■ What to do ■
Where does the string "these" appear in the records? Copy every line that contains it.

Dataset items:
● ● ● ● ●

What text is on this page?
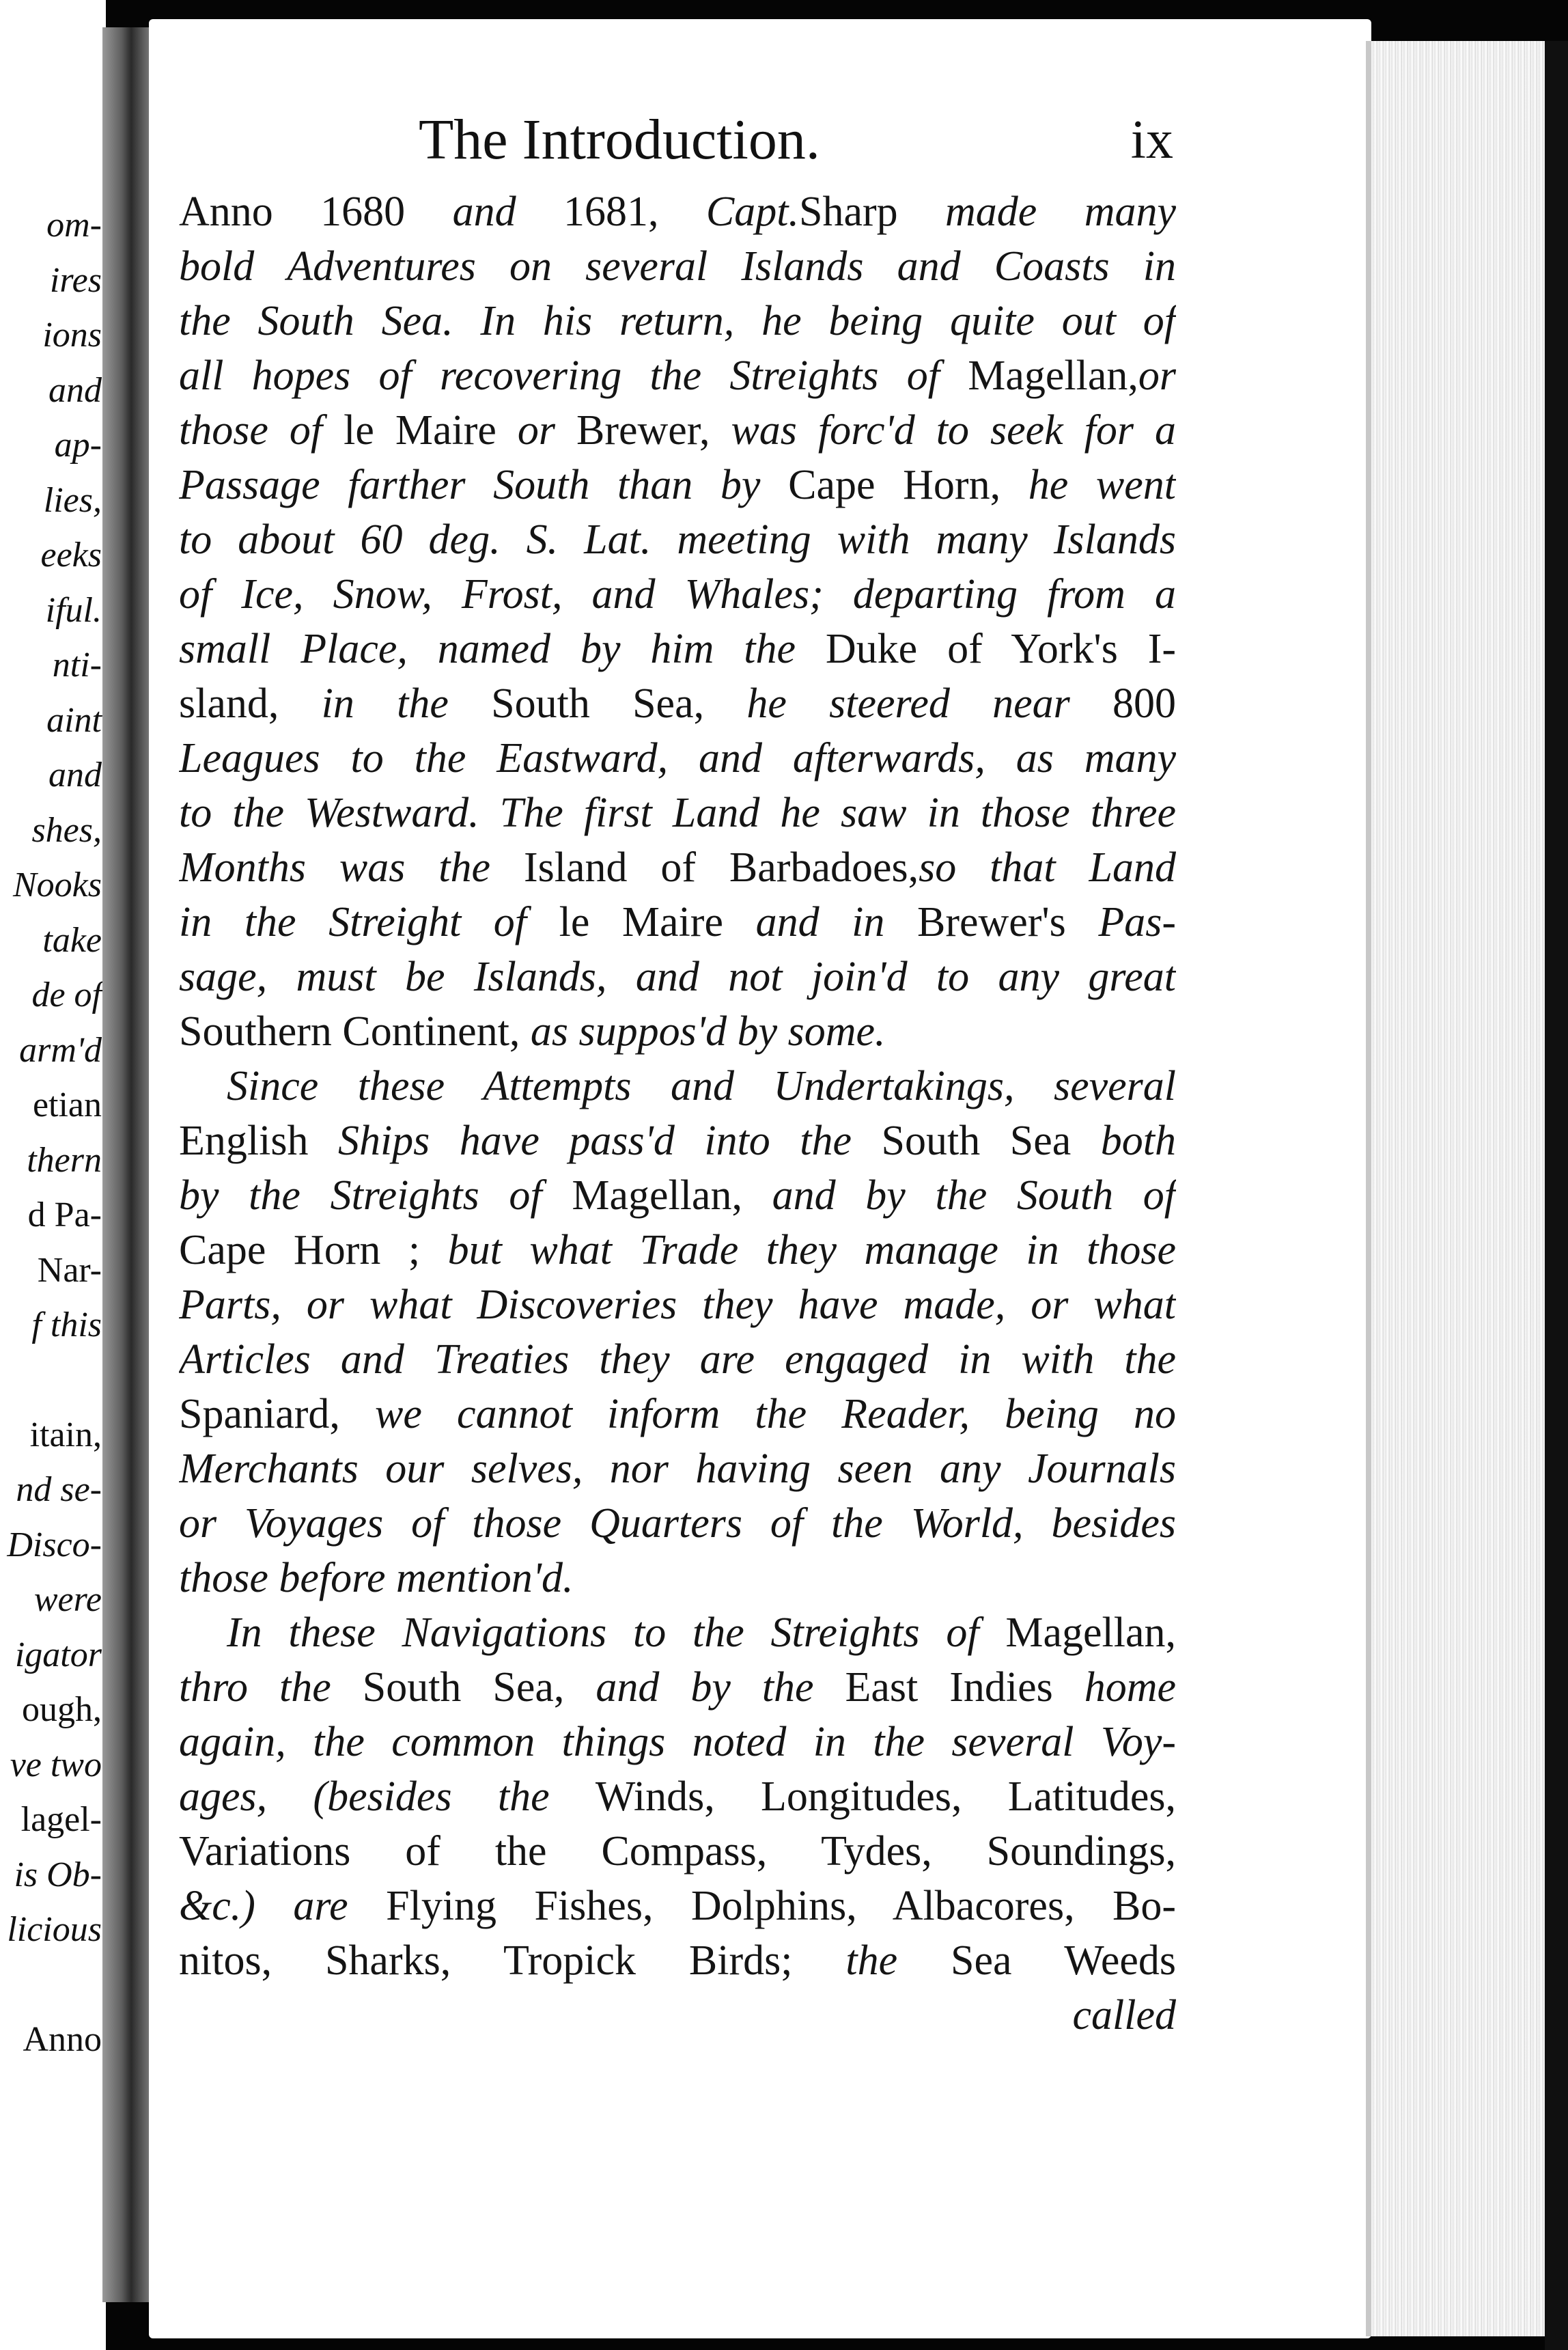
om-
ires
ions
and
ap-
lies,
eeks
iful.
nti-
aint
and
shes,
Nooks
take
de of
arm'd
etian
thern
d Pa-
Nar-
f this
itain,
nd se-
Disco-
were
igator
ough,
ve two
lagel-
is Ob-
licious
Anno
The Introduction.	ix
Anno 1680 and 1681, Capt.Sharp made many
bold Adventures on several Islands and Coasts in
the South Sea. In his return, he being quite out of
all hopes of recovering the Streights of Magellan,or
those of le Maire or Brewer, was forc'd to seek for a
Passage farther South than by Cape Horn, he went
to about 60 deg. S. Lat. meeting with many Islands
of Ice, Snow, Frost, and Whales; departing from a
small Place, named by him the Duke of York's I-
sland, in the South Sea, he steered near 800
Leagues to the Eastward, and afterwards, as many
to the Westward. The first Land he saw in those three
Months was the Island of Barbadoes,so that Land
in the Streight of le Maire and in Brewer's Pas-
sage, must be Islands, and not join'd to any great
Southern Continent, as suppos'd by some.
Since these Attempts and Undertakings, several
English Ships have pass'd into the South Sea both
by the Streights of Magellan, and by the South of
Cape Horn ; but what Trade they manage in those
Parts, or what Discoveries they have made, or what
Articles and Treaties they are engaged in with the
Spaniard, we cannot inform the Reader, being no
Merchants our selves, nor having seen any Journals
or Voyages of those Quarters of the World, besides
those before mention'd.
In these Navigations to the Streights of Magellan,
thro the South Sea, and by the East Indies home
again, the common things noted in the several Voy-
ages, (besides the Winds, Longitudes, Latitudes,
Variations of the Compass, Tydes, Soundings,
&c.) are Flying Fishes, Dolphins, Albacores, Bo-
nitos, Sharks, Tropick Birds; the Sea Weeds
called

● ● ● ● ●

■ Result ■
Since these Attempts and Undertakings, several
In these Navigations to the Streights of Magellan,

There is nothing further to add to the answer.